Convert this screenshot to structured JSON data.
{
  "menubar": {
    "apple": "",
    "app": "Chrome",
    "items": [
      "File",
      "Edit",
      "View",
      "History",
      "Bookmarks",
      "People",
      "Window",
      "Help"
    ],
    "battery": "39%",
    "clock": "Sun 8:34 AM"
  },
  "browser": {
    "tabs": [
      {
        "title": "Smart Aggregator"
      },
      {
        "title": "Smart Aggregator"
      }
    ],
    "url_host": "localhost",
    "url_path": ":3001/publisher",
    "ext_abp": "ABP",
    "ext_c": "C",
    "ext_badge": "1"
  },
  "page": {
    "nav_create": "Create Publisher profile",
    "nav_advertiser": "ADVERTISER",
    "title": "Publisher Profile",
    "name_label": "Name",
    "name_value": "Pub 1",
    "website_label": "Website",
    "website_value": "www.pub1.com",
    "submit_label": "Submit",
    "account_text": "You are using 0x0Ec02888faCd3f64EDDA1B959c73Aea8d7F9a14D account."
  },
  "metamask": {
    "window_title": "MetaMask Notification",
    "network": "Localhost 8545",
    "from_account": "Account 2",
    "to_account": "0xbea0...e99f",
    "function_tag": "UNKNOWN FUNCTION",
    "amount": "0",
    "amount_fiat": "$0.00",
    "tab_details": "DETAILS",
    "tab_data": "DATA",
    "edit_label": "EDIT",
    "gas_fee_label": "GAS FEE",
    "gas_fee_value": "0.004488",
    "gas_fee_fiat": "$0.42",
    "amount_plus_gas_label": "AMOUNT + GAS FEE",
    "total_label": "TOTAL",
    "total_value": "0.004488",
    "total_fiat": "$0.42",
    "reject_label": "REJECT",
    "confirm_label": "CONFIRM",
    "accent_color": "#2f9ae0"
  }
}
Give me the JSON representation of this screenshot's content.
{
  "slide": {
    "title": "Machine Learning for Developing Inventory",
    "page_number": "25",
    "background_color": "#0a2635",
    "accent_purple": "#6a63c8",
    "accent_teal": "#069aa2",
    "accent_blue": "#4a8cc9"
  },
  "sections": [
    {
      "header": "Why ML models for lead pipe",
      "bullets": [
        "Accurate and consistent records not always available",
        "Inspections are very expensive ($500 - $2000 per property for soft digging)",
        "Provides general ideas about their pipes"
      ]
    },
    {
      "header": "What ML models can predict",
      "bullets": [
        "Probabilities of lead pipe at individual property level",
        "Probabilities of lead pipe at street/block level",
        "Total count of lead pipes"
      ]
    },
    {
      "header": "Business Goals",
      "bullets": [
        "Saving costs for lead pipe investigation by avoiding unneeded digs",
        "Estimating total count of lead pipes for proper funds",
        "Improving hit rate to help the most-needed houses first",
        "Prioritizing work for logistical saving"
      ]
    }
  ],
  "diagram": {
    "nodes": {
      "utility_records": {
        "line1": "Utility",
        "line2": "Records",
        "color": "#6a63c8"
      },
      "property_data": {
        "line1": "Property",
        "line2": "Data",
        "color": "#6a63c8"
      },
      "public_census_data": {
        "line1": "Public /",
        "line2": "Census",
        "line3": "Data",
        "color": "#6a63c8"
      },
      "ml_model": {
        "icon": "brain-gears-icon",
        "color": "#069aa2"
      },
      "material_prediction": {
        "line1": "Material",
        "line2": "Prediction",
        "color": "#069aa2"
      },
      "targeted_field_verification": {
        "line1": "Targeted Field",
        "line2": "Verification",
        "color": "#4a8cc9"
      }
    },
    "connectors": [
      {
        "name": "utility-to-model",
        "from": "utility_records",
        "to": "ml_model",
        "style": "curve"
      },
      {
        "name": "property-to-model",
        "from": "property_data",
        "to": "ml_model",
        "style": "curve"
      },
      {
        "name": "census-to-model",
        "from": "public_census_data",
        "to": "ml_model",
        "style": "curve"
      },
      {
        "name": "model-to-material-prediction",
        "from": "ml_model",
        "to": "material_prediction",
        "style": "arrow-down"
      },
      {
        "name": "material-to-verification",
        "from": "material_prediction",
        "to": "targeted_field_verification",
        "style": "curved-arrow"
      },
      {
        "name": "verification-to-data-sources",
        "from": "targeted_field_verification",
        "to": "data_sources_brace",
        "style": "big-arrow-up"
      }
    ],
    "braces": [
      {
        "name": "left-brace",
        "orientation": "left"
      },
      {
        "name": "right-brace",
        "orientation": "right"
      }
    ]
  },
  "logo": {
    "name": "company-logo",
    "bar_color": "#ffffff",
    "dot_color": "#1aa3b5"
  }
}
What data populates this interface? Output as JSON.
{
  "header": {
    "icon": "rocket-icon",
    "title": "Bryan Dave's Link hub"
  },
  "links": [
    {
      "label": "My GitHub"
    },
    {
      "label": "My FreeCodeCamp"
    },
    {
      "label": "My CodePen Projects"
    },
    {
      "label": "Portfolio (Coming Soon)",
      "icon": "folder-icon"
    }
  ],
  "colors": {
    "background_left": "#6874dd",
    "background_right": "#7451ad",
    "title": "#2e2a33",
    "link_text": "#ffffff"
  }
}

..............................

Directions for this task
Which lines of the material contain the string "header"? List each of them.

Full answer
      "header": "Why ML models for lead pipe",
      "header": "What ML models can predict",
      "header": "Business Goals",
  "header": {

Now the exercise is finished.